--- Start of Excerpted data ---
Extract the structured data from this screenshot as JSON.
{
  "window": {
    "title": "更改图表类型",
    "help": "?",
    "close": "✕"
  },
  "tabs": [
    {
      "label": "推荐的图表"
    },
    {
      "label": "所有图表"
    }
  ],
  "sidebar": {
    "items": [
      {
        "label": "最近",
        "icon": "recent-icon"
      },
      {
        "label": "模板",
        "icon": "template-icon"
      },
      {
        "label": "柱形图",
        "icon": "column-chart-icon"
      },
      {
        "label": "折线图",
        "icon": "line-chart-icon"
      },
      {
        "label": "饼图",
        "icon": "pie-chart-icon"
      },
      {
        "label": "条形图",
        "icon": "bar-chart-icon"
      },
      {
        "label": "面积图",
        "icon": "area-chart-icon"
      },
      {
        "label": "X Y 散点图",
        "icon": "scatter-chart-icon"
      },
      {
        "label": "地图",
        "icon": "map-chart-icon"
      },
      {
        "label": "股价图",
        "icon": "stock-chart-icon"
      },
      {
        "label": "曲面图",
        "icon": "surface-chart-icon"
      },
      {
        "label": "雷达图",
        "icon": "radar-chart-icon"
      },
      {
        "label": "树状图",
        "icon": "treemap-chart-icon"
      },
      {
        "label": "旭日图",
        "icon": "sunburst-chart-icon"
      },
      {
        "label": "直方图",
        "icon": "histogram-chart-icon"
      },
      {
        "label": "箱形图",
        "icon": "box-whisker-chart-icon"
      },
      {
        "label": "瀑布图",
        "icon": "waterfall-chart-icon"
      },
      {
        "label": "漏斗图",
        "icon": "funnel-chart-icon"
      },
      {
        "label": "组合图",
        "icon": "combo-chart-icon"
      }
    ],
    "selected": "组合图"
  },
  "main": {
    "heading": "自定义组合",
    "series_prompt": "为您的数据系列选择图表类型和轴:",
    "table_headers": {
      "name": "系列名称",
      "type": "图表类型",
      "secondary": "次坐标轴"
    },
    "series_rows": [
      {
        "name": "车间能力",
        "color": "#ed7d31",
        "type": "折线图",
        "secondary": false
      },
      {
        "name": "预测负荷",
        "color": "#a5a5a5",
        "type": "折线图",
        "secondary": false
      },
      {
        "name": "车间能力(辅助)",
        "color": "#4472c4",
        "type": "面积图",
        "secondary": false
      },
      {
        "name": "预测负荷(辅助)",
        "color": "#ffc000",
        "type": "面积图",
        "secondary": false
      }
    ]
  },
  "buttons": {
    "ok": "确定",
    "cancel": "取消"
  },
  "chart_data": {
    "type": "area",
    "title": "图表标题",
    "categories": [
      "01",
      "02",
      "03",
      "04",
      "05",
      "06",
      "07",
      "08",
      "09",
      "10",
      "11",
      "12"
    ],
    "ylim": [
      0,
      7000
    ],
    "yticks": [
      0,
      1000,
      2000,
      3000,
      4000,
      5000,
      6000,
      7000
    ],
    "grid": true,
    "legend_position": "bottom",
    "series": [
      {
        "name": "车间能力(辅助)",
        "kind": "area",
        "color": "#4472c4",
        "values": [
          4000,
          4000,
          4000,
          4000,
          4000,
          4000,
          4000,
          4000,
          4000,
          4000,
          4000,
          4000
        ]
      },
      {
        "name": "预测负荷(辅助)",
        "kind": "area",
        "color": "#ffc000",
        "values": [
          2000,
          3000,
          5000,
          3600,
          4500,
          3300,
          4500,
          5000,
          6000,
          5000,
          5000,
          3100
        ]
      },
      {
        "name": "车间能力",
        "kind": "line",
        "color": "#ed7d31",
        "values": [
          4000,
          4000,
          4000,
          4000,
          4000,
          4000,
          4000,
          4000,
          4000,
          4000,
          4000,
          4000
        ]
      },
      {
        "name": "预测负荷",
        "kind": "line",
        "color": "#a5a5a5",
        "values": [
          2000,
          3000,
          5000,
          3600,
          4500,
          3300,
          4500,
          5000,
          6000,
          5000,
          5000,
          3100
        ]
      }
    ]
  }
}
--- End of Excerpted data ---
● What is expected: Retype the material above, line by line, exactly.

● Written answer:
Extract the structured data from this screenshot as JSON.
{
  "window": {
    "title": "更改图表类型",
    "help": "?",
    "close": "✕"
  },
  "tabs": [
    {
      "label": "推荐的图表"
    },
    {
      "label": "所有图表"
    }
  ],
  "sidebar": {
    "items": [
      {
        "label": "最近",
        "icon": "recent-icon"
      },
      {
        "label": "模板",
        "icon": "template-icon"
      },
      {
        "label": "柱形图",
        "icon": "column-chart-icon"
      },
      {
        "label": "折线图",
        "icon": "line-chart-icon"
      },
      {
        "label": "饼图",
        "icon": "pie-chart-icon"
      },
      {
        "label": "条形图",
        "icon": "bar-chart-icon"
      },
      {
        "label": "面积图",
        "icon": "area-chart-icon"
      },
      {
        "label": "X Y 散点图",
        "icon": "scatter-chart-icon"
      },
      {
        "label": "地图",
        "icon": "map-chart-icon"
      },
      {
        "label": "股价图",
        "icon": "stock-chart-icon"
      },
      {
        "label": "曲面图",
        "icon": "surface-chart-icon"
      },
      {
        "label": "雷达图",
        "icon": "radar-chart-icon"
      },
      {
        "label": "树状图",
        "icon": "treemap-chart-icon"
      },
      {
        "label": "旭日图",
        "icon": "sunburst-chart-icon"
      },
      {
        "label": "直方图",
        "icon": "histogram-chart-icon"
      },
      {
        "label": "箱形图",
        "icon": "box-whisker-chart-icon"
      },
      {
        "label": "瀑布图",
        "icon": "waterfall-chart-icon"
      },
      {
        "label": "漏斗图",
        "icon": "funnel-chart-icon"
      },
      {
        "label": "组合图",
        "icon": "combo-chart-icon"
      }
    ],
    "selected": "组合图"
  },
  "main": {
    "heading": "自定义组合",
    "series_prompt": "为您的数据系列选择图表类型和轴:",
    "table_headers": {
      "name": "系列名称",
      "type": "图表类型",
      "secondary": "次坐标轴"
    },
    "series_rows": [
      {
        "name": "车间能力",
        "color": "#ed7d31",
        "type": "折线图",
        "secondary": false
      },
      {
        "name": "预测负荷",
        "color": "#a5a5a5",
        "type": "折线图",
        "secondary": false
      },
      {
        "name": "车间能力(辅助)",
        "color": "#4472c4",
        "type": "面积图",
        "secondary": false
      },
      {
        "name": "预测负荷(辅助)",
        "color": "#ffc000",
        "type": "面积图",
        "secondary": false
      }
    ]
  },
  "buttons": {
    "ok": "确定",
    "cancel": "取消"
  },
  "chart_data": {
    "type": "area",
    "title": "图表标题",
    "categories": [
      "01",
      "02",
      "03",
      "04",
      "05",
      "06",
      "07",
      "08",
      "09",
      "10",
      "11",
      "12"
    ],
    "ylim": [
      0,
      7000
    ],
    "yticks": [
      0,
      1000,
      2000,
      3000,
      4000,
      5000,
      6000,
      7000
    ],
    "grid": true,
    "legend_position": "bottom",
    "series": [
      {
        "name": "车间能力(辅助)",
        "kind": "area",
        "color": "#4472c4",
        "values": [
          4000,
          4000,
          4000,
          4000,
          4000,
          4000,
          4000,
          4000,
          4000,
          4000,
          4000,
          4000
        ]
      },
      {
        "name": "预测负荷(辅助)",
        "kind": "area",
        "color": "#ffc000",
        "values": [
          2000,
          3000,
          5000,
          3600,
          4500,
          3300,
          4500,
          5000,
          6000,
          5000,
          5000,
          3100
        ]
      },
      {
        "name": "车间能力",
        "kind": "line",
        "color": "#ed7d31",
        "values": [
          4000,
          4000,
          4000,
          4000,
          4000,
          4000,
          4000,
          4000,
          4000,
          4000,
          4000,
          4000
        ]
      },
      {
        "name": "预测负荷",
        "kind": "line",
        "color": "#a5a5a5",
        "values": [
          2000,
          3000,
          5000,
          3600,
          4500,
          3300,
          4500,
          5000,
          6000,
          5000,
          5000,
          3100
        ]
      }
    ]
  }
}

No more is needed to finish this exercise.